Show every line that has the string "name" in it.

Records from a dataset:
::::
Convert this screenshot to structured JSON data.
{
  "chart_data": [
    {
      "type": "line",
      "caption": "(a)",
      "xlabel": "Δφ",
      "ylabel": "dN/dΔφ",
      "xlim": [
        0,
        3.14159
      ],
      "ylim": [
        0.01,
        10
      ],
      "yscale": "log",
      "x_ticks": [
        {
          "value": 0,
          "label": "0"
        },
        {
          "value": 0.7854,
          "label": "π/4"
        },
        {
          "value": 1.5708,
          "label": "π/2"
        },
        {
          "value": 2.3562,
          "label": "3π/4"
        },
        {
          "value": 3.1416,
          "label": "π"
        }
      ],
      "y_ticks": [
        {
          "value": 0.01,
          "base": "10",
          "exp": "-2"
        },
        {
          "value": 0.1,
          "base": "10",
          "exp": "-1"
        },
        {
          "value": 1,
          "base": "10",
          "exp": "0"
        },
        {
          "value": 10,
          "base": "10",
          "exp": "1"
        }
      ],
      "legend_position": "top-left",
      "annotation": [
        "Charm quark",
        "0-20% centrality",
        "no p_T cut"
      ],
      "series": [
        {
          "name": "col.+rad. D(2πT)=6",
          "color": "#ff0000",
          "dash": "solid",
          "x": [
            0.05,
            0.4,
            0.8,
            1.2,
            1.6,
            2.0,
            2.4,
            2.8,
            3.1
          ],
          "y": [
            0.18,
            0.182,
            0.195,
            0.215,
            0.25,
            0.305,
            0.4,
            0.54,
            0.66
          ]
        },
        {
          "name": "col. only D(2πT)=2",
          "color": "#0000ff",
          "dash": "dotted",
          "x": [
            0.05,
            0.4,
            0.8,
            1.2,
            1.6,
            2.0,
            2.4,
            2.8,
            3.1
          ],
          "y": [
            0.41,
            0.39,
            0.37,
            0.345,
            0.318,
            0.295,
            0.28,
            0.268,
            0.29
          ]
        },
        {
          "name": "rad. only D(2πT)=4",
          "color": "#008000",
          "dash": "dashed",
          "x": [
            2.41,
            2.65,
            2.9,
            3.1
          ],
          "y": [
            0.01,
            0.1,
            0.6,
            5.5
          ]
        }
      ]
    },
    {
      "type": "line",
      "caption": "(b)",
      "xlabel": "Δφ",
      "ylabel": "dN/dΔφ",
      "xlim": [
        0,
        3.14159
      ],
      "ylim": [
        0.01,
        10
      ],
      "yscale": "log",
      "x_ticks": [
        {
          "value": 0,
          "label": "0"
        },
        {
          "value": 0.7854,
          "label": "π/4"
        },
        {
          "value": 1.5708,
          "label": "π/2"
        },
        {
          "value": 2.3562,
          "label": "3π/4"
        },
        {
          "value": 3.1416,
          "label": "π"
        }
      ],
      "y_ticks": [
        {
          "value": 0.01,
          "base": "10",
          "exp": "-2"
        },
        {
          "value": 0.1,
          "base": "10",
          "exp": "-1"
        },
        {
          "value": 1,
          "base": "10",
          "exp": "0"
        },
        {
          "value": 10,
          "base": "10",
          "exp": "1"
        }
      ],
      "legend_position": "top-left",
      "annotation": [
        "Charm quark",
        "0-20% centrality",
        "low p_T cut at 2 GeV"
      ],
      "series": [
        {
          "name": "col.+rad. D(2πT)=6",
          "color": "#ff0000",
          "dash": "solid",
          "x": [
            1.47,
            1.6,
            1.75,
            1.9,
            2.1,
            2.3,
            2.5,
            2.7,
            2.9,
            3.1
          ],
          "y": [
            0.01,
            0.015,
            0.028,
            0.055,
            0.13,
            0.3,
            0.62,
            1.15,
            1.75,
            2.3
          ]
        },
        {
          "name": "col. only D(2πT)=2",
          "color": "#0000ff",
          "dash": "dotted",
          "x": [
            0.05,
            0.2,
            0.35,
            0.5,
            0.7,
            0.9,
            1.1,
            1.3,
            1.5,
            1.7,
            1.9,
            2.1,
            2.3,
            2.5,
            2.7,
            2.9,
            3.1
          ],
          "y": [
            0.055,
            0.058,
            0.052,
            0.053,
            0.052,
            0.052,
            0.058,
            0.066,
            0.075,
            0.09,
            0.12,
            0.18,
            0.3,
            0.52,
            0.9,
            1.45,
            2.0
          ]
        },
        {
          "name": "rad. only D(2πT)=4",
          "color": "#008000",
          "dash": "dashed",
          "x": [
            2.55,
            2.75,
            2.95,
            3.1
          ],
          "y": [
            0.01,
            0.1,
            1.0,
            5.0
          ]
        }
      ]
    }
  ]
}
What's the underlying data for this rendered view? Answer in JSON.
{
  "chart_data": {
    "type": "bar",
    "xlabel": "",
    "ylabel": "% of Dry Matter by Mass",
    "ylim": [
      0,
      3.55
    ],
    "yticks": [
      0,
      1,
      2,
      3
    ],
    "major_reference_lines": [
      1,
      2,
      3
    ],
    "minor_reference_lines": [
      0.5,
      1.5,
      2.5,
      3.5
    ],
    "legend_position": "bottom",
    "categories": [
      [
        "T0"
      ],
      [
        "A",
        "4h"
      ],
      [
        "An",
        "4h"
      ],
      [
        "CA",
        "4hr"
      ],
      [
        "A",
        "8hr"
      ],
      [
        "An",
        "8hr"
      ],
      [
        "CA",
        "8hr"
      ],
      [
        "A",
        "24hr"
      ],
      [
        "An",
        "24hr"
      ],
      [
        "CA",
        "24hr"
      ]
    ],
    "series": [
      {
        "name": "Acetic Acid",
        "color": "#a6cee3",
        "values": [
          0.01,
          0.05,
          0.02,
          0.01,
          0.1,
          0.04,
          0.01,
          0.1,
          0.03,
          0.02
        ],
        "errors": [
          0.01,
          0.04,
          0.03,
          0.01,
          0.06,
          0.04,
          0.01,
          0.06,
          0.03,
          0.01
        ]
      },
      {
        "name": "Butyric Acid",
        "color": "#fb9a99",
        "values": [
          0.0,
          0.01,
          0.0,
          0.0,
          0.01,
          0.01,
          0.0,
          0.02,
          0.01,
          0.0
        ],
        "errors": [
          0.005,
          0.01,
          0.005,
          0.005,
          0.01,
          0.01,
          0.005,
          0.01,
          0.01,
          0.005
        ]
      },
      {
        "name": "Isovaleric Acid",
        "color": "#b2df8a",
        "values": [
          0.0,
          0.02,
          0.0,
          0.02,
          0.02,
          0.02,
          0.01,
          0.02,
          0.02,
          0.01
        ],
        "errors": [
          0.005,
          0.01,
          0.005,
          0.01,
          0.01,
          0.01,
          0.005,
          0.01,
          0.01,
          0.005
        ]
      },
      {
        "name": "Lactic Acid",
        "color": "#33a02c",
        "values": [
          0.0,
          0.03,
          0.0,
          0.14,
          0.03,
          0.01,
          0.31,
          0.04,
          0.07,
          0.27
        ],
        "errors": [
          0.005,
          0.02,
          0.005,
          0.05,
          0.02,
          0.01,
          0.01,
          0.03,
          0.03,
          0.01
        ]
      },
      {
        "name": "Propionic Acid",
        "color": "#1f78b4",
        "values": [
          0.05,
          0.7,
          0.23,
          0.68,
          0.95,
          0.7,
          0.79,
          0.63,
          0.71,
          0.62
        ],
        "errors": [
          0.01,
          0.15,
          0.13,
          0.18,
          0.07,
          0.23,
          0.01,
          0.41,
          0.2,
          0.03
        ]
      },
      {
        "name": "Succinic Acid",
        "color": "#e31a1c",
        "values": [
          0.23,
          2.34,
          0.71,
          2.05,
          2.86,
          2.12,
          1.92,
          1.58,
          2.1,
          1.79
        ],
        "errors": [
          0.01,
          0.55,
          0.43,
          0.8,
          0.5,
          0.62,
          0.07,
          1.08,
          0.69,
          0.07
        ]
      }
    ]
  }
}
::::
EXPECTED OUTPUT =>
          "name": "col.+rad. D(2πT)=6",
          "name": "col. only D(2πT)=2",
          "name": "rad. only D(2πT)=4",
          "name": "col.+rad. D(2πT)=6",
          "name": "col. only D(2πT)=2",
          "name": "rad. only D(2πT)=4",
        "name": "Acetic Acid",
        "name": "Butyric Acid",
        "name": "Isovaleric Acid",
        "name": "Lactic Acid",
        "name": "Propionic Acid",
        "name": "Succinic Acid",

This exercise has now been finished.